#### What to do:
Locate every line in the records below that holds the word "this" and return each one.

#### Dataset rows:
---+---
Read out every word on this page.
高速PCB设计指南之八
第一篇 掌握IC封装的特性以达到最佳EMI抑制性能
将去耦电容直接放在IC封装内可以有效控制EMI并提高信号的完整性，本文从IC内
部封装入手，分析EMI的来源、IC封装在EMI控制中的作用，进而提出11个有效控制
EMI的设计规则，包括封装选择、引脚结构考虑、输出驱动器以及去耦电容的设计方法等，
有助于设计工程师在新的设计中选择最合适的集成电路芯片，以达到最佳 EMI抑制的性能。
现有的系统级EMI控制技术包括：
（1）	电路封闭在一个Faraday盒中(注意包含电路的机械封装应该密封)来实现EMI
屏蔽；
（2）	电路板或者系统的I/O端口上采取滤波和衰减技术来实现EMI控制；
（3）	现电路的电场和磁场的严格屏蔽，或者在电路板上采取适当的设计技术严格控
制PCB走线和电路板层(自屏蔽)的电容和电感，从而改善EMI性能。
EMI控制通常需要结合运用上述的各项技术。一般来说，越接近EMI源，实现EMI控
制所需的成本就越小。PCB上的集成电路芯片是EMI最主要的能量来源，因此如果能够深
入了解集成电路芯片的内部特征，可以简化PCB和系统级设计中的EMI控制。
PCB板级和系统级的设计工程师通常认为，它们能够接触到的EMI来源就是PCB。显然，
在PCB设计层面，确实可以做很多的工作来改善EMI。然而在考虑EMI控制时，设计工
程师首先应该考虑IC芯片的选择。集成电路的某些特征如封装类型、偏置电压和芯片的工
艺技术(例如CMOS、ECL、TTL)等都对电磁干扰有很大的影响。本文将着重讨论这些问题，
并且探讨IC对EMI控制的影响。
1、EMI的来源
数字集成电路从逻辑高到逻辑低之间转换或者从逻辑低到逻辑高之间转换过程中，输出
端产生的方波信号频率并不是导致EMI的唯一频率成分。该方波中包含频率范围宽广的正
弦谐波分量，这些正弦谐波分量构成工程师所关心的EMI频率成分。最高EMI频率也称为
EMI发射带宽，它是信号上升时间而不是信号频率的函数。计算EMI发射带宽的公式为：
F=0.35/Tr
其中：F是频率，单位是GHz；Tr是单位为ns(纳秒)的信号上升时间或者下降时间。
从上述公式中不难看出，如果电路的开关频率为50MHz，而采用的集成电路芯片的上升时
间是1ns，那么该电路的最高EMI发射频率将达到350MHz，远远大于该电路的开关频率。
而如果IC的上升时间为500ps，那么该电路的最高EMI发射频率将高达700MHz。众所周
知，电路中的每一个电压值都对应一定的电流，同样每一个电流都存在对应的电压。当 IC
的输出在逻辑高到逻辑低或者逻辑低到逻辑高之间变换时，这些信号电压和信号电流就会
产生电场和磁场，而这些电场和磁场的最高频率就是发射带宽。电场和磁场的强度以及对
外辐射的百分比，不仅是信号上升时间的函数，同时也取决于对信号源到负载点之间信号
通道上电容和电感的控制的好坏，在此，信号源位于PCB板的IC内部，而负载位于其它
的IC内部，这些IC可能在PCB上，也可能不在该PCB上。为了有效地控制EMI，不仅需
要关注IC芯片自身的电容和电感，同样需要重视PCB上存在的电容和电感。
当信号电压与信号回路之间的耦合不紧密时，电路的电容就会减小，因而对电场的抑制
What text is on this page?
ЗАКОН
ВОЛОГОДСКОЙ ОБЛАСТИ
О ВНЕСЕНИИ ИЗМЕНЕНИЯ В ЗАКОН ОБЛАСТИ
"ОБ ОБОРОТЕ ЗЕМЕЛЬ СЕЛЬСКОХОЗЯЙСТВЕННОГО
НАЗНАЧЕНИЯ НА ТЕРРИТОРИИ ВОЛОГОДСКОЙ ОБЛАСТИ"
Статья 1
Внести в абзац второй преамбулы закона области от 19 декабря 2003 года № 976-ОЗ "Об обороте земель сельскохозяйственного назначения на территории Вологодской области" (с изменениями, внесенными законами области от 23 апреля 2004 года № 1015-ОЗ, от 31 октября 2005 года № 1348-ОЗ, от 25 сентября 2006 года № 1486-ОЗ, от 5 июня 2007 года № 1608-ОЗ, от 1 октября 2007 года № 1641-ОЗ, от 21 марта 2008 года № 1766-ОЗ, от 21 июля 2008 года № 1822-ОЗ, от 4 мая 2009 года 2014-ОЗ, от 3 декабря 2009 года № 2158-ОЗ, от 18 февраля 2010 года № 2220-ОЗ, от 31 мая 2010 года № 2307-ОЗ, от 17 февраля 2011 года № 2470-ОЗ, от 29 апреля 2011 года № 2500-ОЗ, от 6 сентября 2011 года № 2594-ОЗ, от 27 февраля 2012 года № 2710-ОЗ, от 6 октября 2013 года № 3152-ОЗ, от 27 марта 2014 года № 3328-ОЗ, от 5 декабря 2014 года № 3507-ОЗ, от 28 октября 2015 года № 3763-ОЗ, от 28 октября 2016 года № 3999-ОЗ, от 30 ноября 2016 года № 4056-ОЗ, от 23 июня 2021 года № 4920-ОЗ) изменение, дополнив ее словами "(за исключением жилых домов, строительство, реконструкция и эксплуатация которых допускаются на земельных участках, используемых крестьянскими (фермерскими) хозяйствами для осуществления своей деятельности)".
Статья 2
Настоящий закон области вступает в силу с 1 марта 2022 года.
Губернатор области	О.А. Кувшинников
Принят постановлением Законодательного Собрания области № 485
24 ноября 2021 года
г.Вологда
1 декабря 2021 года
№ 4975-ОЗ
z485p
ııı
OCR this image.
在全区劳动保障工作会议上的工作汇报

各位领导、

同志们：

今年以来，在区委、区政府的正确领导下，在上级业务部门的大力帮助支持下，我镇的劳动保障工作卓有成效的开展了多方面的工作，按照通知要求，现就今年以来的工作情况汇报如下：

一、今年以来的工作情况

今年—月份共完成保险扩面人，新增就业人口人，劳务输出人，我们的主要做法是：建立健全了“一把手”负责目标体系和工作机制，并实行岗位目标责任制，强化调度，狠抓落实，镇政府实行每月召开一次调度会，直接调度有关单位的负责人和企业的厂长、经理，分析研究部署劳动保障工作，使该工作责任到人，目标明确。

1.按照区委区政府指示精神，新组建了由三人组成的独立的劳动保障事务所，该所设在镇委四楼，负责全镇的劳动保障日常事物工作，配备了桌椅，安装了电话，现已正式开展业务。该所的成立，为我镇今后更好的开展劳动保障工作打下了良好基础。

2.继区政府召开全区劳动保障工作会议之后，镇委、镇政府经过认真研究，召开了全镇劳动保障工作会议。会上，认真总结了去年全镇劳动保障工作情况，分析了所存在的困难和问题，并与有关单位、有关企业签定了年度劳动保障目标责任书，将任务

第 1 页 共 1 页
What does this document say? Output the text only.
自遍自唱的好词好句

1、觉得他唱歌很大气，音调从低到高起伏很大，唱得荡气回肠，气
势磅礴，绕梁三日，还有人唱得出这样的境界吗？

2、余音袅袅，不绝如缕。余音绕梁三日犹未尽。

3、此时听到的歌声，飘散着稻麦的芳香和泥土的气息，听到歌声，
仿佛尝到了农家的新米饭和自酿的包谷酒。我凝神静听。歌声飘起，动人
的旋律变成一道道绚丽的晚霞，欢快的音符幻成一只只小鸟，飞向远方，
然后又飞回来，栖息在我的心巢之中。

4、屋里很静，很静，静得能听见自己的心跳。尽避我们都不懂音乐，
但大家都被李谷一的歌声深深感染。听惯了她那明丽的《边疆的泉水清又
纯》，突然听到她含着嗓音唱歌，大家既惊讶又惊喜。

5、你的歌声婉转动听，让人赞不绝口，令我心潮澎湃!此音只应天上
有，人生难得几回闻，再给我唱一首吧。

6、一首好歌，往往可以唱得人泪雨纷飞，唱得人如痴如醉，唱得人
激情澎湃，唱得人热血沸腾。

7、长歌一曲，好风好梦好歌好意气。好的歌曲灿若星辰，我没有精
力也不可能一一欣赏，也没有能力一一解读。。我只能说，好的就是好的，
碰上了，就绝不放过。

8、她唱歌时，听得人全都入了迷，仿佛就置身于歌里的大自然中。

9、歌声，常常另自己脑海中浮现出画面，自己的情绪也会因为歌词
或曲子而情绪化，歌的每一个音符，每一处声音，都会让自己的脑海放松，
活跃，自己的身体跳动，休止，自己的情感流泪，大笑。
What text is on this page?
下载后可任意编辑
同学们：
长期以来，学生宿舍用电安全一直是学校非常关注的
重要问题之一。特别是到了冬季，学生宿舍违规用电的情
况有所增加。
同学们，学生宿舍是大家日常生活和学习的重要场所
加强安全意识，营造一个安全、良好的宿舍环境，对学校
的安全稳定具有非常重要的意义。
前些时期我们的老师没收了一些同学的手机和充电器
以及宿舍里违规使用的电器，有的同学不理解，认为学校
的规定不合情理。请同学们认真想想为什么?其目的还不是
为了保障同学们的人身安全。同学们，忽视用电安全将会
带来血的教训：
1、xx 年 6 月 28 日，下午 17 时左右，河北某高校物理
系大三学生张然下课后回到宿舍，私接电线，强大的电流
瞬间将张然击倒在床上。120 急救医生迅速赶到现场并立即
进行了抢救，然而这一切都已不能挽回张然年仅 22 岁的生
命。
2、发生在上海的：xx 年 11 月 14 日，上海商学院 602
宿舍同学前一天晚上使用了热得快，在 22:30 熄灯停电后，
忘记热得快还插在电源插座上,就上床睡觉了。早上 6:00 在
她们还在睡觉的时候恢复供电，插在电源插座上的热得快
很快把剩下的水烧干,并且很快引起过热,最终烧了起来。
---+---
#### Written reply:
Read out every word on this page.
What text is on this page?
OCR this image.
What does this document say? Output the text only.
What text is on this page?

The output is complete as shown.